Identify, in the records below, every line where the string "when" appears, and copy each such line.

___ Listing ___

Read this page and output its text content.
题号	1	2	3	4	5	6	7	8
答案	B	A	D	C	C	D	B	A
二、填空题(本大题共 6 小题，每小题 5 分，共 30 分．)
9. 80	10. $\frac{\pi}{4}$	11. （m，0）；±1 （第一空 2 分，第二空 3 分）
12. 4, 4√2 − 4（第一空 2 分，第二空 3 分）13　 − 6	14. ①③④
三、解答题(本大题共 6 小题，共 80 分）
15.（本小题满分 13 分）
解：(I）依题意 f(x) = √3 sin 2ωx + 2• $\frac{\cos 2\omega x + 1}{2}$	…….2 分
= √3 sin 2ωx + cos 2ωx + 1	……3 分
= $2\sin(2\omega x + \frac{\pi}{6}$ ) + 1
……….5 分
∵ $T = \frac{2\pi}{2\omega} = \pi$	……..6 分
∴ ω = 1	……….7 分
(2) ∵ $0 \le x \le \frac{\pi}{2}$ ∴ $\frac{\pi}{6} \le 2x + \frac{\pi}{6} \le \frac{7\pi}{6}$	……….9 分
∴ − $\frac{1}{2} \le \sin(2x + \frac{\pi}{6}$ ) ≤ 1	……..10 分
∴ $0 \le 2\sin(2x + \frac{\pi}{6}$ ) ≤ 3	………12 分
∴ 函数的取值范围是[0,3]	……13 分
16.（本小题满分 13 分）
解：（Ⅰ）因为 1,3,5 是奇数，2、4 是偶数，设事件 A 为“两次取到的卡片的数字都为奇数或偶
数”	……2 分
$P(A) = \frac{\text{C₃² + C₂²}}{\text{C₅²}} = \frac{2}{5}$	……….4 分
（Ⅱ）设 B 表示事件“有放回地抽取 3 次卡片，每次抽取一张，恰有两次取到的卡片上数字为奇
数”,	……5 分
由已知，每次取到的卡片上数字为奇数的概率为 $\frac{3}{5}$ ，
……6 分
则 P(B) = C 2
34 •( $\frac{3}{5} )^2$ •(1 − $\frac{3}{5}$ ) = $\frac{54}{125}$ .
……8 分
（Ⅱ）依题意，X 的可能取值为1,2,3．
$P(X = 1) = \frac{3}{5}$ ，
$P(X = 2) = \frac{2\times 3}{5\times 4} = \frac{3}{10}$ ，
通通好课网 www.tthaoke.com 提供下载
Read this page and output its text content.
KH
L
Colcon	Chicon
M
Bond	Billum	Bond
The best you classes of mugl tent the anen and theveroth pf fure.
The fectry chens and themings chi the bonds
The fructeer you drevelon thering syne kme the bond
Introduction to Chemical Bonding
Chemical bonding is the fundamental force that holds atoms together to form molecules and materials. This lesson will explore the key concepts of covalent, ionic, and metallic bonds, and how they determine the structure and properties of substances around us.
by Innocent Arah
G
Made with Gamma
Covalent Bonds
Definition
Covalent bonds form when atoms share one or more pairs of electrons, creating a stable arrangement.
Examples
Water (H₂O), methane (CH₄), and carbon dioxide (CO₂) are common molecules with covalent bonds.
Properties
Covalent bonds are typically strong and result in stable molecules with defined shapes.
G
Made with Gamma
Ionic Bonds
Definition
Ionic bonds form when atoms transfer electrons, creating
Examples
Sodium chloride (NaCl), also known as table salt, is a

___

__Complete output__
Covalent bonds form when atoms share one or more pairs of electrons, creating a stable arrangement.
Ionic bonds form when atoms transfer electrons, creating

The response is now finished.